What the task asks:
Which lines have the string "type"? Copy all of them from the entries below.

(Saved entries)
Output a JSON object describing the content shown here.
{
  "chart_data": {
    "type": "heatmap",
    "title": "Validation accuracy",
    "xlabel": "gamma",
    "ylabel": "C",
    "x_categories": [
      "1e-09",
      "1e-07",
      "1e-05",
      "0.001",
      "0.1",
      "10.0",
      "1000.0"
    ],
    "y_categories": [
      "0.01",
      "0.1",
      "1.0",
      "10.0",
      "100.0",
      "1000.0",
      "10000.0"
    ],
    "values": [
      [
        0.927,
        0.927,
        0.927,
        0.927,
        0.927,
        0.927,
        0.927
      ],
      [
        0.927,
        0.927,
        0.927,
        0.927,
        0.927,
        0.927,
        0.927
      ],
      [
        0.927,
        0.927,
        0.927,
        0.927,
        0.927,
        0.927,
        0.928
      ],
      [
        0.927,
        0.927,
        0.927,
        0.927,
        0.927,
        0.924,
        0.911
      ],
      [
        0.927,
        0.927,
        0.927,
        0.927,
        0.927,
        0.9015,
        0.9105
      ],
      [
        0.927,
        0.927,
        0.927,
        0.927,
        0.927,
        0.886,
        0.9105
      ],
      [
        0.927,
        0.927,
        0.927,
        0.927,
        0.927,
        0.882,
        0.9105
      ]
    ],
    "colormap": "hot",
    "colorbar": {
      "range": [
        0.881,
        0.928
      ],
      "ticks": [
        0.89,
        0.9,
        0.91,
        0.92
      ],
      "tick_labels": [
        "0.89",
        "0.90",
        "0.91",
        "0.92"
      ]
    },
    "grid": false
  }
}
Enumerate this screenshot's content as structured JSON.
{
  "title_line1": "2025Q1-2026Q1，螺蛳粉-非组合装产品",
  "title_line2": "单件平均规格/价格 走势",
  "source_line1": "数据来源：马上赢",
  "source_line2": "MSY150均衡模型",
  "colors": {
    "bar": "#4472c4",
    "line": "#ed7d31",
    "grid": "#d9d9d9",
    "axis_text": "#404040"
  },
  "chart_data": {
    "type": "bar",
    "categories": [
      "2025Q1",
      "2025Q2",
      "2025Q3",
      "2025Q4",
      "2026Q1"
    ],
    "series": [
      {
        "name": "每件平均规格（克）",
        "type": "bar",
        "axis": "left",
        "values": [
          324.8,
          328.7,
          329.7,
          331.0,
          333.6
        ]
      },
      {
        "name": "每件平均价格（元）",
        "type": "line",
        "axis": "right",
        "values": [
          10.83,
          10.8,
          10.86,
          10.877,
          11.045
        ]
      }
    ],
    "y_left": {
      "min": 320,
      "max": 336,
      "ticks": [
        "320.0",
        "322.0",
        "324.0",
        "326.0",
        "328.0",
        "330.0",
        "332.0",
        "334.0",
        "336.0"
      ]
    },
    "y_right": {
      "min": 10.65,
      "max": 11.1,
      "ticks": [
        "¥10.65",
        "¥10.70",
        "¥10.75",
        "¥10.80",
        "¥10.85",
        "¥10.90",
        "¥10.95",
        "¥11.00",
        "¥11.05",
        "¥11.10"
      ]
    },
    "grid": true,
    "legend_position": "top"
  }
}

Output:
    "type": "heatmap",
    "type": "bar",
        "type": "bar",
        "type": "line",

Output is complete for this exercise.